Problem description
Please reproduce the data from the line with "Patent image size: (1008, 1312)." to the line with "The personal computer 1440 is at (228, 810).", changing "perspective view" to "three-dimensional view" and leaving everything else the same.
[BEGIN Source material]
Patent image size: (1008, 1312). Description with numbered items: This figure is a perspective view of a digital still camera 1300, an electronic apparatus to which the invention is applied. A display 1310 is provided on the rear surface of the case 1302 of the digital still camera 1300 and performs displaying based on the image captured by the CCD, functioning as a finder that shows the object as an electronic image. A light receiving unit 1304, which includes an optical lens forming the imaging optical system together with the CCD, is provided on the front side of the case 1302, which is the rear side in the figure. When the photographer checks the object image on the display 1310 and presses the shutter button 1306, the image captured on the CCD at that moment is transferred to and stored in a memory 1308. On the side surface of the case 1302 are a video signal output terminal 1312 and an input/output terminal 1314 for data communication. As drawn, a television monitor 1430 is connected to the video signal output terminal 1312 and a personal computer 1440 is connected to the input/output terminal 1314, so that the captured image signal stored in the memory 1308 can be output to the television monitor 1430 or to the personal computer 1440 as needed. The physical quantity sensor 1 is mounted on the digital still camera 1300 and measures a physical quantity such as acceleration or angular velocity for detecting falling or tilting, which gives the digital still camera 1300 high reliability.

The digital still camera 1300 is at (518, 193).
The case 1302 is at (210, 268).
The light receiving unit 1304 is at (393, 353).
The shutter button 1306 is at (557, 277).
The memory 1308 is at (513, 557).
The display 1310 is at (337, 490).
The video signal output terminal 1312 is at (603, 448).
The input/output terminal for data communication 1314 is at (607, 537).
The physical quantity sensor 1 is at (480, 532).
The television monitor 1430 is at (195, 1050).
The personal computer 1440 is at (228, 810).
[END Source material]
[BEGIN Source material]
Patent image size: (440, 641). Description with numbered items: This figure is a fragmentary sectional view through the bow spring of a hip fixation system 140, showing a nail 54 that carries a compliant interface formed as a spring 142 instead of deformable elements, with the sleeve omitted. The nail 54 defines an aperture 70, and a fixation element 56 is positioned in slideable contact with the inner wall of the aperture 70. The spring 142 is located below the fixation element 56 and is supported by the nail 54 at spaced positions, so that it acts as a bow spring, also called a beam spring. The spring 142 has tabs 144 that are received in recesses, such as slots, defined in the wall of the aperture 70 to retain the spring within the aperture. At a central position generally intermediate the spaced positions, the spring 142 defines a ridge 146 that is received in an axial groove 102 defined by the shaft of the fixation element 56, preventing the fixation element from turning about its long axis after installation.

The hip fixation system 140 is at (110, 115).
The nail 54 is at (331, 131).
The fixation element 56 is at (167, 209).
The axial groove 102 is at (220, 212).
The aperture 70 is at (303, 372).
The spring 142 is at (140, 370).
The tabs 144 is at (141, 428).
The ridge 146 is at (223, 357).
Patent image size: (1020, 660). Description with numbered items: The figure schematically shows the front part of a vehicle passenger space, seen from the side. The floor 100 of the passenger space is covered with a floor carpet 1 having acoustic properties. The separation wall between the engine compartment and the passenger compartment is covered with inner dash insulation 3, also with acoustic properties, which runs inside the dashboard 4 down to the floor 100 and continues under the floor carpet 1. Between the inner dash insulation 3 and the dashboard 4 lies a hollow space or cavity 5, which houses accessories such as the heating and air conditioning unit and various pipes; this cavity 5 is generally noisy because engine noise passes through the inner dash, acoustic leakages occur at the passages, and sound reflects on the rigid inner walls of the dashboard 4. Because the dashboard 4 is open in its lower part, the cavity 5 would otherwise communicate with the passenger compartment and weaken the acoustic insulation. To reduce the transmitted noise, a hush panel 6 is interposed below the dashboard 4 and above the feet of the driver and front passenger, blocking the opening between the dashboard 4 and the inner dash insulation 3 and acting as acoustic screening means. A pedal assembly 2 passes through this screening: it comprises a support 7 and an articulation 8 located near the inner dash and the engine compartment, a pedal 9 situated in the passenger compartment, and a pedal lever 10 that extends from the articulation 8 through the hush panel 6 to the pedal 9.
[END Source material]
Finished exercise
Patent image size: (1008, 1312). Description with numbered items: This figure is a three-dimensional view of a digital still camera 1300, an electronic apparatus to which the invention is applied. A display 1310 is provided on the rear surface of the case 1302 of the digital still camera 1300 and performs displaying based on the image captured by the CCD, functioning as a finder that shows the object as an electronic image. A light receiving unit 1304, which includes an optical lens forming the imaging optical system together with the CCD, is provided on the front side of the case 1302, which is the rear side in the figure. When the photographer checks the object image on the display 1310 and presses the shutter button 1306, the image captured on the CCD at that moment is transferred to and stored in a memory 1308. On the side surface of the case 1302 are a video signal output terminal 1312 and an input/output terminal 1314 for data communication. As drawn, a television monitor 1430 is connected to the video signal output terminal 1312 and a personal computer 1440 is connected to the input/output terminal 1314, so that the captured image signal stored in the memory 1308 can be output to the television monitor 1430 or to the personal computer 1440 as needed. The physical quantity sensor 1 is mounted on the digital still camera 1300 and measures a physical quantity such as acceleration or angular velocity for detecting falling or tilting, which gives the digital still camera 1300 high reliability.

The digital still camera 1300 is at (518, 193).
The case 1302 is at (210, 268).
The light receiving unit 1304 is at (393, 353).
The shutter button 1306 is at (557, 277).
The memory 1308 is at (513, 557).
The display 1310 is at (337, 490).
The video signal output terminal 1312 is at (603, 448).
The input/output terminal for data communication 1314 is at (607, 537).
The physical quantity sensor 1 is at (480, 532).
The television monitor 1430 is at (195, 1050).
The personal computer 1440 is at (228, 810).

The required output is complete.